▸ DATASET RECORDS:
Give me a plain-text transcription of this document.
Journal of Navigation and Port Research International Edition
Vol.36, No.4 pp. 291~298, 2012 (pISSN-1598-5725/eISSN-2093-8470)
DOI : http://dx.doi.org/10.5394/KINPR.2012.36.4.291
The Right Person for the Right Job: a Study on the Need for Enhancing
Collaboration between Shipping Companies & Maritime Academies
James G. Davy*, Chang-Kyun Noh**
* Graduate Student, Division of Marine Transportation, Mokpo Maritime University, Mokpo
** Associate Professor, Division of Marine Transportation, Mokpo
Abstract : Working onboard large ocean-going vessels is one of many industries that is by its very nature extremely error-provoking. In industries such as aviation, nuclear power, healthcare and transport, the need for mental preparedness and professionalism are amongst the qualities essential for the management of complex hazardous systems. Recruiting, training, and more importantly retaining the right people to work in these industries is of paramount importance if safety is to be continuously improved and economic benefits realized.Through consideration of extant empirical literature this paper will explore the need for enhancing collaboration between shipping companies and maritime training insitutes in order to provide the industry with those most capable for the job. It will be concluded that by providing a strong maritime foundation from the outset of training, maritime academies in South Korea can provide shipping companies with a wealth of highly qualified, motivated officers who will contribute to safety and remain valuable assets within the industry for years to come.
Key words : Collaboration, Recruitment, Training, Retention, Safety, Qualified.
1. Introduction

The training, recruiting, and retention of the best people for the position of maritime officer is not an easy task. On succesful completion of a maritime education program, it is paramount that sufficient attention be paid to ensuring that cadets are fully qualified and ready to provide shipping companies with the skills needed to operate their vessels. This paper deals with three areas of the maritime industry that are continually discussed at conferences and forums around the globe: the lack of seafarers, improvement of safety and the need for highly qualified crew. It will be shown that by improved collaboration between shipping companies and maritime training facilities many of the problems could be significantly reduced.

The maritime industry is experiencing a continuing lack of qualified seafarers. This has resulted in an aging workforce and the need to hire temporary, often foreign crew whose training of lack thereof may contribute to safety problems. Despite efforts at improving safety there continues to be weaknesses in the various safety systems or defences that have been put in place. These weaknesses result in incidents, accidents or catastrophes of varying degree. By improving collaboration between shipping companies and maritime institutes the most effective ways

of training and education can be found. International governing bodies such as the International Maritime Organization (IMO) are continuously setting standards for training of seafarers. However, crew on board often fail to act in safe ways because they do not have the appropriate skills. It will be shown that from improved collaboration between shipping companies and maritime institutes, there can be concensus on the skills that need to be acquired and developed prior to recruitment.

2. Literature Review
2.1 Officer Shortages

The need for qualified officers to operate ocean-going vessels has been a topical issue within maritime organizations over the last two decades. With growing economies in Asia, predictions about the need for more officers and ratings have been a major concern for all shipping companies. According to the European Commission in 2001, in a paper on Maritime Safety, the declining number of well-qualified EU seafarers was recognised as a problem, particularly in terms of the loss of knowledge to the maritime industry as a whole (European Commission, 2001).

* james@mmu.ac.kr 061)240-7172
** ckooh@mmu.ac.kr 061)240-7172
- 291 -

▸ TASK STATEMENT:
In the lines above, locate the string "Marine". Copy every line where it occurs.

▸ FINISHED EXERCISE:
* Graduate Student, Division of Marine Transportation, Mokpo Maritime University, Mokpo
** Associate Professor, Division of Marine Transportation, Mokpo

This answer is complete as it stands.